What you will do: Lay out every line of the listing below as a numbered list, leaving out any blank lines.

-- start Items --

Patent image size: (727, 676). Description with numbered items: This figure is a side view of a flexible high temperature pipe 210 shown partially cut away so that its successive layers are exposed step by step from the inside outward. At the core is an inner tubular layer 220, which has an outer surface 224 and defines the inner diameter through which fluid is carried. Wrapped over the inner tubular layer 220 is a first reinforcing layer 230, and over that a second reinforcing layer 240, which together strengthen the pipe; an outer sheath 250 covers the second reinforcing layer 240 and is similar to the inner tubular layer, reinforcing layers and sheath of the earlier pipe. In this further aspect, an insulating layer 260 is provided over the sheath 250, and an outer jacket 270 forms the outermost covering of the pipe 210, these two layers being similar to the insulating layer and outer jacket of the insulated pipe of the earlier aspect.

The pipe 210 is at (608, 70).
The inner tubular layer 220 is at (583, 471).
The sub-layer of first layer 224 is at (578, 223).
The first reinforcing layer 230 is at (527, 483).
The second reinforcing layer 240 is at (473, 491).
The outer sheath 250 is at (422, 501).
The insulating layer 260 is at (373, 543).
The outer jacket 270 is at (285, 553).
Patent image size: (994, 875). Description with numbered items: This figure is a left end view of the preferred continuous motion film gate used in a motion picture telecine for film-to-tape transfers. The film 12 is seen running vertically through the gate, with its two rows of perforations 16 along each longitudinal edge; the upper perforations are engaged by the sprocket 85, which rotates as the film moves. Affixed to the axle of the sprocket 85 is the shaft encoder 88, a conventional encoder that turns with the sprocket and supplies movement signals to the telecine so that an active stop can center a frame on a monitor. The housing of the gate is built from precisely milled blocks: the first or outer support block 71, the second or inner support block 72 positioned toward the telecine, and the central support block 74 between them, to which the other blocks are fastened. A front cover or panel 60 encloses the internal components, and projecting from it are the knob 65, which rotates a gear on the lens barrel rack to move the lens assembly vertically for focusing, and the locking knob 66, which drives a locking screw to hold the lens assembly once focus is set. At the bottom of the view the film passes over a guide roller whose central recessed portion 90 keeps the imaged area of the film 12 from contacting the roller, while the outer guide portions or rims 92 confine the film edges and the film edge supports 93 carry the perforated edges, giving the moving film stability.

-- end Items --

Exercise answer:
1. Patent image size: (727, 676). Description with numbered items: This figure is a side view of a flexible high temperature pipe 210 shown partially cut away so that its successive layers are exposed step by step from the inside outward. At the core is an inner tubular layer 220, which has an outer surface 224 and defines the inner diameter through which fluid is carried. Wrapped over the inner tubular layer 220 is a first reinforcing layer 230, and over that a second reinforcing layer 240, which together strengthen the pipe; an outer sheath 250 covers the second reinforcing layer 240 and is similar to the inner tubular layer, reinforcing layers and sheath of the earlier pipe. In this further aspect, an insulating layer 260 is provided over the sheath 250, and an outer jacket 270 forms the outermost covering of the pipe 210, these two layers being similar to the insulating layer and outer jacket of the insulated pipe of the earlier aspect.
2. The pipe 210 is at (608, 70).
3. The inner tubular layer 220 is at (583, 471).
4. The sub-layer of first layer 224 is at (578, 223).
5. The first reinforcing layer 230 is at (527, 483).
6. The second reinforcing layer 240 is at (473, 491).
7. The outer sheath 250 is at (422, 501).
8. The insulating layer 260 is at (373, 543).
9. The outer jacket 270 is at (285, 553).
10. Patent image size: (994, 875). Description with numbered items: This figure is a left end view of the preferred continuous motion film gate used in a motion picture telecine for film-to-tape transfers. The film 12 is seen running vertically through the gate, with its two rows of perforations 16 along each longitudinal edge; the upper perforations are engaged by the sprocket 85, which rotates as the film moves. Affixed to the axle of the sprocket 85 is the shaft encoder 88, a conventional encoder that turns with the sprocket and supplies movement signals to the telecine so that an active stop can center a frame on a monitor. The housing of the gate is built from precisely milled blocks: the first or outer support block 71, the second or inner support block 72 positioned toward the telecine, and the central support block 74 between them, to which the other blocks are fastened. A front cover or panel 60 encloses the internal components, and projecting from it are the knob 65, which rotates a gear on the lens barrel rack to move the lens assembly vertically for focusing, and the locking knob 66, which drives a locking screw to hold the lens assembly once focus is set. At the bottom of the view the film passes over a guide roller whose central recessed portion 90 keeps the imaged area of the film 12 from contacting the roller, while the outer guide portions or rims 92 confine the film edges and the film edge supports 93 carry the perforated edges, giving the moving film stability.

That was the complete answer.